EXERCISE REQUIREMENTS:
1. In the mailing list thread, how many of the original 14 Seagate 1.5 TB drives were returned?
2. Set down word for word the portion of the mailing list thread running from "Thu Jan 7 12:19:10" down to "are not rebuildable.).".

[ale] Seagate 1.5TB drives, bad blocks, md raid, lvm, and hard lock-ups

Thu Jan 7 12:19:10 EST 2010

On Wed, Jan 6, 2010 at 4:38 PM, Greg Freemyer <greg.freemyer at gmail.com> wrote:
> Brian,
>
> If your running raid5 with those drives, you have basically zero fault
> tolerance.
>
> The issue is if one drive totally fails you are almost guaranteed to
> have some bad sectors on the remaining drives.  Those bad sectors will
> prevent mdraid from rebuilding the array fully.  (It may rebuild the
> other stripes that don't have any bad sectors, but definitely the
> stripes that have bad sectors are not rebuildable.).
>
> So at a minimum you need to be running mdraid raid6.  And even then
> you will just achieve raid5 reliability.  (ie. with that size drives
> mdraid raid6 will likely NOT survive a double disk failure.)
>
> And then you need to be running background scans on a routine basis.
> I've forgotten the exact command, but you can tell mdraid to scan the
> entire raid volume and verify the parity info is right.  In theory
> doing that will handle the bad sectors as they pop up.
>
> Unfortunately it sounds like your drives are creating bad sectors
> faster than you can likely force them to be remapped even by routine
> background scans.
>
> Greg
>
> On Wed, Jan 6, 2010 at 3:09 PM, Brian W. Neu <ale at advancedopen.com> wrote:
>> I have a graphic design client with a 2U server running Fedora 11 and now 12
>> which is at a colo handling their backups.  The server has 8 drives with
>> Linux md raids & LVM on top of them.  The primary filesystems are ext4 and
>> there is/was an LVM swap space.
>>
>> I've had an absolutely awful experience with these Seagate 1.5 TB drives,
>> returning 10 out of the original 14 due to the ever increasing SMART
>> "Reallocated_Sector_Ct" due to bad blocks.  The server that the client has
>> at their office has a 3ware 9650(I think) that has done a great job of
>> handling the bad blocks from this same batch of drives and sending email
>> notifications of one of the drives that grew more and more bad blocks.  This
>> 2U though is obviously pure software raid, and it has started locking up.
>>
>> As a stabilizing measure, I've disable the swap space, hoping the lockups
>> were caused by failure to read/write from swap.  I have yet to let the
>> server run over time and assess if this was successful.

(Element boundary records)
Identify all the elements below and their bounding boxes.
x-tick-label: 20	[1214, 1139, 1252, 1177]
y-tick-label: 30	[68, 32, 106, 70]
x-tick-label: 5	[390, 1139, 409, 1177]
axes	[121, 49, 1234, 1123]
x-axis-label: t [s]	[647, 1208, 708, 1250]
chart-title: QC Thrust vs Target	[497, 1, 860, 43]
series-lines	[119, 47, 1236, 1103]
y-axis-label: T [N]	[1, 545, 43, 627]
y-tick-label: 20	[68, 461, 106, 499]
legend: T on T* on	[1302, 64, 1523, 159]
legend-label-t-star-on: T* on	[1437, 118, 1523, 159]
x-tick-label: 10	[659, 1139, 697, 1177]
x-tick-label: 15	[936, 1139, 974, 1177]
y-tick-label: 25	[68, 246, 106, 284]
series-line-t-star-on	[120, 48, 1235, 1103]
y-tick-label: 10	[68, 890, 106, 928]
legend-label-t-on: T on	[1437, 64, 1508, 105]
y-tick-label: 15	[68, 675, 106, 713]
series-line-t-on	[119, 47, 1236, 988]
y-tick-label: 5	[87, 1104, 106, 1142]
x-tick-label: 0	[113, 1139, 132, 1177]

---

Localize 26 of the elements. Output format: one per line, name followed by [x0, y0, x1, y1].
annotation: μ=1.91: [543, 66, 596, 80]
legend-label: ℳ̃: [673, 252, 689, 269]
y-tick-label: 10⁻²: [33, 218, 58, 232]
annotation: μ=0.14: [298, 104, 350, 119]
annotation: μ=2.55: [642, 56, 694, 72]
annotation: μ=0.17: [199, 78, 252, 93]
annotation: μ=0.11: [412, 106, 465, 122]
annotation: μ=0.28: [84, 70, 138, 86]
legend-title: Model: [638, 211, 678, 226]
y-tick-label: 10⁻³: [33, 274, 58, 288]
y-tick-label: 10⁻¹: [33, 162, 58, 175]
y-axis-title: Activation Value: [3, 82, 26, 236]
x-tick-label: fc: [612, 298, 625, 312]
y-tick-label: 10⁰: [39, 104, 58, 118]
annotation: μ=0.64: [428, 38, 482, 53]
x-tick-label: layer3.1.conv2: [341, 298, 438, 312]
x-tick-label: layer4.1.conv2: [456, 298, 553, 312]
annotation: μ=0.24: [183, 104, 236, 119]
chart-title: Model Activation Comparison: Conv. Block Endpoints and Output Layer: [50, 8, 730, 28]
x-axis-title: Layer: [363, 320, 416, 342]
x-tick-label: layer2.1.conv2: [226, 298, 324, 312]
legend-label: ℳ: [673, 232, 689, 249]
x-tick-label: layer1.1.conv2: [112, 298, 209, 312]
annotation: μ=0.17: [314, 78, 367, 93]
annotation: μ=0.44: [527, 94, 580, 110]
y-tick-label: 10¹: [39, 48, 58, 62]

WRITTEN RESPONSES:
1. Ten of the original 14 drives were returned.

2.
Thu Jan 7 12:19:10 EST 2010

On Wed, Jan 6, 2010 at 4:38 PM, Greg Freemyer <greg.freemyer at gmail.com> wrote:
> Brian,
>
> If your running raid5 with those drives, you have basically zero fault
> tolerance.
>
> The issue is if one drive totally fails you are almost guaranteed to
> have some bad sectors on the remaining drives.  Those bad sectors will
> prevent mdraid from rebuilding the array fully.  (It may rebuild the
> other stripes that don't have any bad sectors, but definitely the
> stripes that have bad sectors are not rebuildable.).